(To do): Leave the pictures out. Return all other data exactly.

(Data in this exercise):

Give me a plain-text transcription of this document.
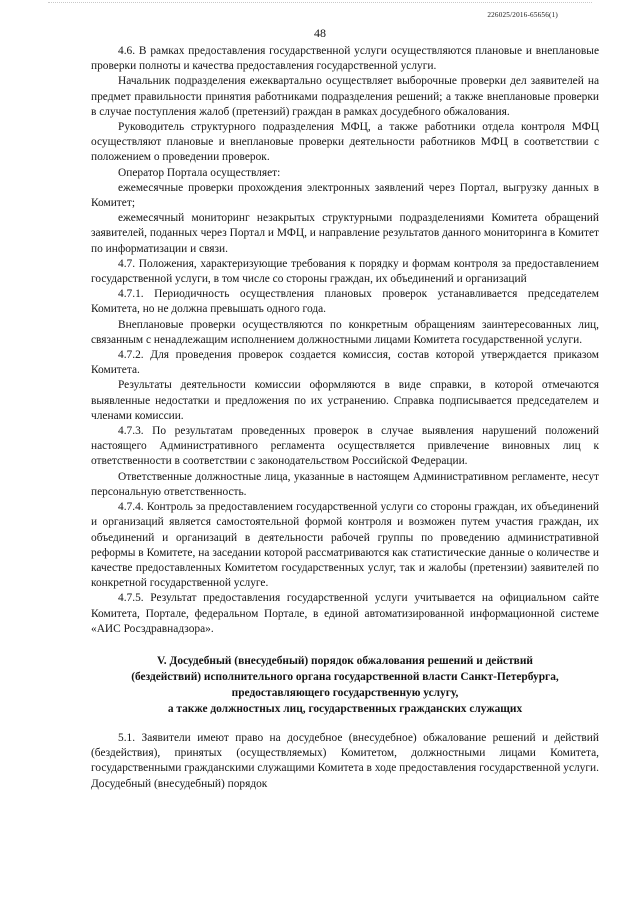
48
226025/2016-65656(1)

4.6. В рамках предоставления государственной услуги осуществляются плановые и внеплановые проверки полноты и качества предоставления государственной услуги.

Начальник подразделения ежеквартально осуществляет выборочные проверки дел заявителей на предмет правильности принятия работниками подразделения решений; а также внеплановые проверки в случае поступления жалоб (претензий) граждан в рамках досудебного обжалования.

Руководитель структурного подразделения МФЦ, а также работники отдела контроля МФЦ осуществляют плановые и внеплановые проверки деятельности работников МФЦ в соответствии с положением о проведении проверок.

Оператор Портала осуществляет:

ежемесячные проверки прохождения электронных заявлений через Портал, выгрузку данных в Комитет;

ежемесячный мониторинг незакрытых структурными подразделениями Комитета обращений заявителей, поданных через Портал и МФЦ, и направление результатов данного мониторинга в Комитет по информатизации и связи.

4.7. Положения, характеризующие требования к порядку и формам контроля за предоставлением государственной услуги, в том числе со стороны граждан, их объединений и организаций

4.7.1. Периодичность осуществления плановых проверок устанавливается председателем Комитета, но не должна превышать одного года.

Внеплановые проверки осуществляются по конкретным обращениям заинтересованных лиц, связанным с ненадлежащим исполнением должностными лицами Комитета государственной услуги.

4.7.2. Для проведения проверок создается комиссия, состав которой утверждается приказом Комитета.

Результаты деятельности комиссии оформляются в виде справки, в которой отмечаются выявленные недостатки и предложения по их устранению. Справка подписывается председателем и членами комиссии.

4.7.3. По результатам проведенных проверок в случае выявления нарушений положений настоящего Административного регламента осуществляется привлечение виновных лиц к ответственности в соответствии с законодательством Российской Федерации.

Ответственные должностные лица, указанные в настоящем Административном регламенте, несут персональную ответственность.

4.7.4. Контроль за предоставлением государственной услуги со стороны граждан, их объединений и организаций является самостоятельной формой контроля и возможен путем участия граждан, их объединений и организаций в деятельности рабочей группы по проведению административной реформы в Комитете, на заседании которой рассматриваются как статистические данные о количестве и качестве предоставленных Комитетом государственных услуг, так и жалобы (претензии) заявителей по конкретной государственной услуге.

4.7.5. Результат предоставления государственной услуги учитывается на официальном сайте Комитета, Портале, федеральном Портале, в единой автоматизированной информационной системе «АИС Росздравнадзора».

V. Досудебный (внесудебный) порядок обжалования решений и действий
(бездействий) исполнительного органа государственной власти Санкт-Петербурга,
предоставляющего государственную услугу,
а также должностных лиц, государственных гражданских служащих

5.1. Заявители имеют право на досудебное (внесудебное) обжалование решений и действий (бездействия), принятых (осуществляемых) Комитетом, должностными лицами Комитета, государственными гражданскими служащими Комитета в ходе предоставления государственной услуги. Досудебный (внесудебный) порядок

(Correct result):
Give me a plain-text transcription of this document.
48
226025/2016-65656(1)

4.6. В рамках предоставления государственной услуги осуществляются плановые и внеплановые проверки полноты и качества предоставления государственной услуги.

Начальник подразделения ежеквартально осуществляет выборочные проверки дел заявителей на предмет правильности принятия работниками подразделения решений; а также внеплановые проверки в случае поступления жалоб (претензий) граждан в рамках досудебного обжалования.

Руководитель структурного подразделения МФЦ, а также работники отдела контроля МФЦ осуществляют плановые и внеплановые проверки деятельности работников МФЦ в соответствии с положением о проведении проверок.

Оператор Портала осуществляет:

ежемесячные проверки прохождения электронных заявлений через Портал, выгрузку данных в Комитет;

ежемесячный мониторинг незакрытых структурными подразделениями Комитета обращений заявителей, поданных через Портал и МФЦ, и направление результатов данного мониторинга в Комитет по информатизации и связи.

4.7. Положения, характеризующие требования к порядку и формам контроля за предоставлением государственной услуги, в том числе со стороны граждан, их объединений и организаций

4.7.1. Периодичность осуществления плановых проверок устанавливается председателем Комитета, но не должна превышать одного года.

Внеплановые проверки осуществляются по конкретным обращениям заинтересованных лиц, связанным с ненадлежащим исполнением должностными лицами Комитета государственной услуги.

4.7.2. Для проведения проверок создается комиссия, состав которой утверждается приказом Комитета.

Результаты деятельности комиссии оформляются в виде справки, в которой отмечаются выявленные недостатки и предложения по их устранению. Справка подписывается председателем и членами комиссии.

4.7.3. По результатам проведенных проверок в случае выявления нарушений положений настоящего Административного регламента осуществляется привлечение виновных лиц к ответственности в соответствии с законодательством Российской Федерации.

Ответственные должностные лица, указанные в настоящем Административном регламенте, несут персональную ответственность.

4.7.4. Контроль за предоставлением государственной услуги со стороны граждан, их объединений и организаций является самостоятельной формой контроля и возможен путем участия граждан, их объединений и организаций в деятельности рабочей группы по проведению административной реформы в Комитете, на заседании которой рассматриваются как статистические данные о количестве и качестве предоставленных Комитетом государственных услуг, так и жалобы (претензии) заявителей по конкретной государственной услуге.

4.7.5. Результат предоставления государственной услуги учитывается на официальном сайте Комитета, Портале, федеральном Портале, в единой автоматизированной информационной системе «АИС Росздравнадзора».

V. Досудебный (внесудебный) порядок обжалования решений и действий
(бездействий) исполнительного органа государственной власти Санкт-Петербурга,
предоставляющего государственную услугу,
а также должностных лиц, государственных гражданских служащих

5.1. Заявители имеют право на досудебное (внесудебное) обжалование решений и действий (бездействия), принятых (осуществляемых) Комитетом, должностными лицами Комитета, государственными гражданскими служащими Комитета в ходе предоставления государственной услуги. Досудебный (внесудебный) порядок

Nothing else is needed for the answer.